[Data entries]
-- -- --

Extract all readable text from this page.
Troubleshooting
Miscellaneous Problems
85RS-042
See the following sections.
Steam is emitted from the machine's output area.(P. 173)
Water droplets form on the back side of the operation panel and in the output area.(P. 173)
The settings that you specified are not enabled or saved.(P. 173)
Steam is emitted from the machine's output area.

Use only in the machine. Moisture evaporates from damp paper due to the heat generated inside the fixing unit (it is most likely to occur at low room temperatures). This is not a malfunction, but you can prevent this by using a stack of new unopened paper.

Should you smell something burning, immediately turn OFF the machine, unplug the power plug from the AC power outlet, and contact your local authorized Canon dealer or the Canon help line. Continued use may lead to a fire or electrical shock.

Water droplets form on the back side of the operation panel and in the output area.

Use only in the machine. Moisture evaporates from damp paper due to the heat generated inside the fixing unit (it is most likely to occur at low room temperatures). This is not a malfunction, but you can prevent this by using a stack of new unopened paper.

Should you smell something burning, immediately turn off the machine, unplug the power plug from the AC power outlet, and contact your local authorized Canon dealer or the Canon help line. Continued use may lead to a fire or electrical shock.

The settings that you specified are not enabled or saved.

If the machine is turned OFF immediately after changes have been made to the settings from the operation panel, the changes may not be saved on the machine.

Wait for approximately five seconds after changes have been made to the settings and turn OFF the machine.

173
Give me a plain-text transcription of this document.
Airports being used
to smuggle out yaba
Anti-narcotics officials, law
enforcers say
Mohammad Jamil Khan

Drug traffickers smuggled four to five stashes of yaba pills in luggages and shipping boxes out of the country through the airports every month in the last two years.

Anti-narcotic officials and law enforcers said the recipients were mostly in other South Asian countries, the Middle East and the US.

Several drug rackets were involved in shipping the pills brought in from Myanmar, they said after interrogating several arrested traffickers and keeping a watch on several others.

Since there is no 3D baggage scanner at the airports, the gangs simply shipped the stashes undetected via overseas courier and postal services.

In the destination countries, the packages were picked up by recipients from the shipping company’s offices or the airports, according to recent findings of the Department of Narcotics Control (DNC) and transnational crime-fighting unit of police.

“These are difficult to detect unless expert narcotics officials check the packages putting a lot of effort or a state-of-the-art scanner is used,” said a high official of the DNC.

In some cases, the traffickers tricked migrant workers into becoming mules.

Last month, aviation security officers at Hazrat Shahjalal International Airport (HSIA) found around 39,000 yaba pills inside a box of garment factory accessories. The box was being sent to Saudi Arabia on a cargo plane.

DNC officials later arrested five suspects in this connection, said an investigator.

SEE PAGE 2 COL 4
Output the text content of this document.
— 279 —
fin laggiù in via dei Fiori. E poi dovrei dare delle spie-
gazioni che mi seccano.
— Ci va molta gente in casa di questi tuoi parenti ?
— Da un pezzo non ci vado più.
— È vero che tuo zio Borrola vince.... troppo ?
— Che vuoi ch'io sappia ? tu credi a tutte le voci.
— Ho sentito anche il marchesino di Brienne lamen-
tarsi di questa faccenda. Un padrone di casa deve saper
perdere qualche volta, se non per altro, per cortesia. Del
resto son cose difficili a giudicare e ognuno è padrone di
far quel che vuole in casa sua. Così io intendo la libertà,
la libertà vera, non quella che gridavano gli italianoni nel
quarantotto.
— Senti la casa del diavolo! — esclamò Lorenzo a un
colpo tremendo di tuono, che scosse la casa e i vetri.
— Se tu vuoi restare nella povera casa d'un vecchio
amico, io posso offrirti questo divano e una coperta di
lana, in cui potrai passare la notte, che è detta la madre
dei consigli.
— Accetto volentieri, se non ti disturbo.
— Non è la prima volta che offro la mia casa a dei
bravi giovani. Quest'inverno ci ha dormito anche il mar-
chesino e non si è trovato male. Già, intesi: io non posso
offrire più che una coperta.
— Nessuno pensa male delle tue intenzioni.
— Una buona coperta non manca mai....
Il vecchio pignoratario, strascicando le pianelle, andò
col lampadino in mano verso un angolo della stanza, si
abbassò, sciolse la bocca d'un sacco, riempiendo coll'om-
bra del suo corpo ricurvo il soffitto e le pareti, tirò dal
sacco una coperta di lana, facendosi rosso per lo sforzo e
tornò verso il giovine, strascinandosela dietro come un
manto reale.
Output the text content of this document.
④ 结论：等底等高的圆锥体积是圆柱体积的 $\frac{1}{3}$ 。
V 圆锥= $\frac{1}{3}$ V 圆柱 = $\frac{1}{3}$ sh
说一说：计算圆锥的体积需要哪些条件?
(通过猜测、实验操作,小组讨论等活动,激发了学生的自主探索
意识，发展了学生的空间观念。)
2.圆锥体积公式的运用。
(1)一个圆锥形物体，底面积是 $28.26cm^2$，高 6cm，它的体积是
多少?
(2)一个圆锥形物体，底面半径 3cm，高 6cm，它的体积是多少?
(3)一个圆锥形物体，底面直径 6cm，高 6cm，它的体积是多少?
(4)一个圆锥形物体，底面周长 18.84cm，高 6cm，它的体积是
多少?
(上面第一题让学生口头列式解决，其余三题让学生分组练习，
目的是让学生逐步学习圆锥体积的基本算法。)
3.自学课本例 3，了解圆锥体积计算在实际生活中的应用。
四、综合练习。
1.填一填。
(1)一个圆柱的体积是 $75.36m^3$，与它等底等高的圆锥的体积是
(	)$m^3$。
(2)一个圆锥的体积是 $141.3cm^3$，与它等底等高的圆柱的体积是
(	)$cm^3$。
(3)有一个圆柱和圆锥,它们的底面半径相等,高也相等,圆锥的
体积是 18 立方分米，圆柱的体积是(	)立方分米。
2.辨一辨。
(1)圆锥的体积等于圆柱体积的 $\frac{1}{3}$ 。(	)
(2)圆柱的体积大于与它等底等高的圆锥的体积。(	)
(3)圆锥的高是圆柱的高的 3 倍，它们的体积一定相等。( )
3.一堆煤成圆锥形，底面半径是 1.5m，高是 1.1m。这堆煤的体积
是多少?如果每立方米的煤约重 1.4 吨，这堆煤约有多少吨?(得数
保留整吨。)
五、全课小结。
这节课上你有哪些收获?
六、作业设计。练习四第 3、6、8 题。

-- -- --

## Aim of the task
Print the listing above in full, exactly as it is.

## The solution
Extract all readable text from this page.
Troubleshooting
Miscellaneous Problems
85RS-042
See the following sections.
Steam is emitted from the machine's output area.(P. 173)
Water droplets form on the back side of the operation panel and in the output area.(P. 173)
The settings that you specified are not enabled or saved.(P. 173)
Steam is emitted from the machine's output area.

Use only in the machine. Moisture evaporates from damp paper due to the heat generated inside the fixing unit (it is most likely to occur at low room temperatures). This is not a malfunction, but you can prevent this by using a stack of new unopened paper.

Should you smell something burning, immediately turn OFF the machine, unplug the power plug from the AC power outlet, and contact your local authorized Canon dealer or the Canon help line. Continued use may lead to a fire or electrical shock.

Water droplets form on the back side of the operation panel and in the output area.

Use only in the machine. Moisture evaporates from damp paper due to the heat generated inside the fixing unit (it is most likely to occur at low room temperatures). This is not a malfunction, but you can prevent this by using a stack of new unopened paper.

Should you smell something burning, immediately turn off the machine, unplug the power plug from the AC power outlet, and contact your local authorized Canon dealer or the Canon help line. Continued use may lead to a fire or electrical shock.

The settings that you specified are not enabled or saved.

If the machine is turned OFF immediately after changes have been made to the settings from the operation panel, the changes may not be saved on the machine.

Wait for approximately five seconds after changes have been made to the settings and turn OFF the machine.

173
Give me a plain-text transcription of this document.
Airports being used
to smuggle out yaba
Anti-narcotics officials, law
enforcers say
Mohammad Jamil Khan

Drug traffickers smuggled four to five stashes of yaba pills in luggages and shipping boxes out of the country through the airports every month in the last two years.

Anti-narcotic officials and law enforcers said the recipients were mostly in other South Asian countries, the Middle East and the US.

Several drug rackets were involved in shipping the pills brought in from Myanmar, they said after interrogating several arrested traffickers and keeping a watch on several others.

Since there is no 3D baggage scanner at the airports, the gangs simply shipped the stashes undetected via overseas courier and postal services.

In the destination countries, the packages were picked up by recipients from the shipping company’s offices or the airports, according to recent findings of the Department of Narcotics Control (DNC) and transnational crime-fighting unit of police.

“These are difficult to detect unless expert narcotics officials check the packages putting a lot of effort or a state-of-the-art scanner is used,” said a high official of the DNC.

In some cases, the traffickers tricked migrant workers into becoming mules.

Last month, aviation security officers at Hazrat Shahjalal International Airport (HSIA) found around 39,000 yaba pills inside a box of garment factory accessories. The box was being sent to Saudi Arabia on a cargo plane.

DNC officials later arrested five suspects in this connection, said an investigator.

SEE PAGE 2 COL 4
Output the text content of this document.
— 279 —
fin laggiù in via dei Fiori. E poi dovrei dare delle spie-
gazioni che mi seccano.
— Ci va molta gente in casa di questi tuoi parenti ?
— Da un pezzo non ci vado più.
— È vero che tuo zio Borrola vince.... troppo ?
— Che vuoi ch'io sappia ? tu credi a tutte le voci.
— Ho sentito anche il marchesino di Brienne lamen-
tarsi di questa faccenda. Un padrone di casa deve saper
perdere qualche volta, se non per altro, per cortesia. Del
resto son cose difficili a giudicare e ognuno è padrone di
far quel che vuole in casa sua. Così io intendo la libertà,
la libertà vera, non quella che gridavano gli italianoni nel
quarantotto.
— Senti la casa del diavolo! — esclamò Lorenzo a un
colpo tremendo di tuono, che scosse la casa e i vetri.
— Se tu vuoi restare nella povera casa d'un vecchio
amico, io posso offrirti questo divano e una coperta di
lana, in cui potrai passare la notte, che è detta la madre
dei consigli.
— Accetto volentieri, se non ti disturbo.
— Non è la prima volta che offro la mia casa a dei
bravi giovani. Quest'inverno ci ha dormito anche il mar-
chesino e non si è trovato male. Già, intesi: io non posso
offrire più che una coperta.
— Nessuno pensa male delle tue intenzioni.
— Una buona coperta non manca mai....
Il vecchio pignoratario, strascicando le pianelle, andò
col lampadino in mano verso un angolo della stanza, si
abbassò, sciolse la bocca d'un sacco, riempiendo coll'om-
bra del suo corpo ricurvo il soffitto e le pareti, tirò dal
sacco una coperta di lana, facendosi rosso per lo sforzo e
tornò verso il giovine, strascinandosela dietro come un
manto reale.
Output the text content of this document.
④ 结论：等底等高的圆锥体积是圆柱体积的 $\frac{1}{3}$ 。
V 圆锥= $\frac{1}{3}$ V 圆柱 = $\frac{1}{3}$ sh
说一说：计算圆锥的体积需要哪些条件?
(通过猜测、实验操作,小组讨论等活动,激发了学生的自主探索
意识，发展了学生的空间观念。)
2.圆锥体积公式的运用。
(1)一个圆锥形物体，底面积是 $28.26cm^2$，高 6cm，它的体积是
多少?
(2)一个圆锥形物体，底面半径 3cm，高 6cm，它的体积是多少?
(3)一个圆锥形物体，底面直径 6cm，高 6cm，它的体积是多少?
(4)一个圆锥形物体，底面周长 18.84cm，高 6cm，它的体积是
多少?
(上面第一题让学生口头列式解决，其余三题让学生分组练习，
目的是让学生逐步学习圆锥体积的基本算法。)
3.自学课本例 3，了解圆锥体积计算在实际生活中的应用。
四、综合练习。
1.填一填。
(1)一个圆柱的体积是 $75.36m^3$，与它等底等高的圆锥的体积是
(	)$m^3$。
(2)一个圆锥的体积是 $141.3cm^3$，与它等底等高的圆柱的体积是
(	)$cm^3$。
(3)有一个圆柱和圆锥,它们的底面半径相等,高也相等,圆锥的
体积是 18 立方分米，圆柱的体积是(	)立方分米。
2.辨一辨。
(1)圆锥的体积等于圆柱体积的 $\frac{1}{3}$ 。(	)
(2)圆柱的体积大于与它等底等高的圆锥的体积。(	)
(3)圆锥的高是圆柱的高的 3 倍，它们的体积一定相等。( )
3.一堆煤成圆锥形，底面半径是 1.5m，高是 1.1m。这堆煤的体积
是多少?如果每立方米的煤约重 1.4 吨，这堆煤约有多少吨?(得数
保留整吨。)
五、全课小结。
这节课上你有哪些收获?
六、作业设计。练习四第 3、6、8 题。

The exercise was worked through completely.